**TASK DETAILS**
Below is the data. Give it again, complete and exact.

** begin SOURCE MATERIAL **

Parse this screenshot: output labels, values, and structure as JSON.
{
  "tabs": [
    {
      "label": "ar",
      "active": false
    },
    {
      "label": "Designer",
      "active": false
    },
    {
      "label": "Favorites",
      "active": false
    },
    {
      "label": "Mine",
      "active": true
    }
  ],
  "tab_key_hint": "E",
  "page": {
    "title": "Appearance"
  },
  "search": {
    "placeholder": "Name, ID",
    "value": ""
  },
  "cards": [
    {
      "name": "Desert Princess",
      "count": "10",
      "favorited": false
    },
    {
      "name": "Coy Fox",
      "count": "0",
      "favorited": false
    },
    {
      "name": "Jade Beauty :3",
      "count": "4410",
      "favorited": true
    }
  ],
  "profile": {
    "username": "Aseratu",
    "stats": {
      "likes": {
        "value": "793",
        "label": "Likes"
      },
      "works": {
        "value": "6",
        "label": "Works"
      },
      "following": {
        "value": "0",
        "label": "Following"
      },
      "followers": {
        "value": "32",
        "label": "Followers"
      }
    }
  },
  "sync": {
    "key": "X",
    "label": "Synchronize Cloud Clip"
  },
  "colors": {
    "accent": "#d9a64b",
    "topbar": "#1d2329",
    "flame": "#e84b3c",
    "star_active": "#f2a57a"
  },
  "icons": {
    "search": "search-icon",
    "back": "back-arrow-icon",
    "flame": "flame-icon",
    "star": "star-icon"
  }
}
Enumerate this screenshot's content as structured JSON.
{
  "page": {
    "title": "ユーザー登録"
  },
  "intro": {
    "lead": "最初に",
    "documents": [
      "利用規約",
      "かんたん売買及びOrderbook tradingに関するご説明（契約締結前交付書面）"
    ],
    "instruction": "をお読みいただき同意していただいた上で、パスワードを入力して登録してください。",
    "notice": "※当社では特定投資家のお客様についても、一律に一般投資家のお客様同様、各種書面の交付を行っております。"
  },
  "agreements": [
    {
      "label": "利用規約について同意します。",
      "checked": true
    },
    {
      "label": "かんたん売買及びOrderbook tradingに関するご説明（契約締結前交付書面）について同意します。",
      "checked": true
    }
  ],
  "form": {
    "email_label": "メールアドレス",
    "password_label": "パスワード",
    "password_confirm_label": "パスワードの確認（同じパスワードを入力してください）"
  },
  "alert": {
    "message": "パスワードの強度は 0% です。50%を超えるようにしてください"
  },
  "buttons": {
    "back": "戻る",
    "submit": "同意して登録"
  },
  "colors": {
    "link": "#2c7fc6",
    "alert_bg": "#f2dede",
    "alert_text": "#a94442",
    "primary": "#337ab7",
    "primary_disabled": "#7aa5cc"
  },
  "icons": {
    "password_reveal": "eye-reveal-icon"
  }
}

** end SOURCE MATERIAL **

**FULL SOLUTION**
Parse this screenshot: output labels, values, and structure as JSON.
{
  "tabs": [
    {
      "label": "ar",
      "active": false
    },
    {
      "label": "Designer",
      "active": false
    },
    {
      "label": "Favorites",
      "active": false
    },
    {
      "label": "Mine",
      "active": true
    }
  ],
  "tab_key_hint": "E",
  "page": {
    "title": "Appearance"
  },
  "search": {
    "placeholder": "Name, ID",
    "value": ""
  },
  "cards": [
    {
      "name": "Desert Princess",
      "count": "10",
      "favorited": false
    },
    {
      "name": "Coy Fox",
      "count": "0",
      "favorited": false
    },
    {
      "name": "Jade Beauty :3",
      "count": "4410",
      "favorited": true
    }
  ],
  "profile": {
    "username": "Aseratu",
    "stats": {
      "likes": {
        "value": "793",
        "label": "Likes"
      },
      "works": {
        "value": "6",
        "label": "Works"
      },
      "following": {
        "value": "0",
        "label": "Following"
      },
      "followers": {
        "value": "32",
        "label": "Followers"
      }
    }
  },
  "sync": {
    "key": "X",
    "label": "Synchronize Cloud Clip"
  },
  "colors": {
    "accent": "#d9a64b",
    "topbar": "#1d2329",
    "flame": "#e84b3c",
    "star_active": "#f2a57a"
  },
  "icons": {
    "search": "search-icon",
    "back": "back-arrow-icon",
    "flame": "flame-icon",
    "star": "star-icon"
  }
}
Enumerate this screenshot's content as structured JSON.
{
  "page": {
    "title": "ユーザー登録"
  },
  "intro": {
    "lead": "最初に",
    "documents": [
      "利用規約",
      "かんたん売買及びOrderbook tradingに関するご説明（契約締結前交付書面）"
    ],
    "instruction": "をお読みいただき同意していただいた上で、パスワードを入力して登録してください。",
    "notice": "※当社では特定投資家のお客様についても、一律に一般投資家のお客様同様、各種書面の交付を行っております。"
  },
  "agreements": [
    {
      "label": "利用規約について同意します。",
      "checked": true
    },
    {
      "label": "かんたん売買及びOrderbook tradingに関するご説明（契約締結前交付書面）について同意します。",
      "checked": true
    }
  ],
  "form": {
    "email_label": "メールアドレス",
    "password_label": "パスワード",
    "password_confirm_label": "パスワードの確認（同じパスワードを入力してください）"
  },
  "alert": {
    "message": "パスワードの強度は 0% です。50%を超えるようにしてください"
  },
  "buttons": {
    "back": "戻る",
    "submit": "同意して登録"
  },
  "colors": {
    "link": "#2c7fc6",
    "alert_bg": "#f2dede",
    "alert_text": "#a94442",
    "primary": "#337ab7",
    "primary_disabled": "#7aa5cc"
  },
  "icons": {
    "password_reveal": "eye-reveal-icon"
  }
}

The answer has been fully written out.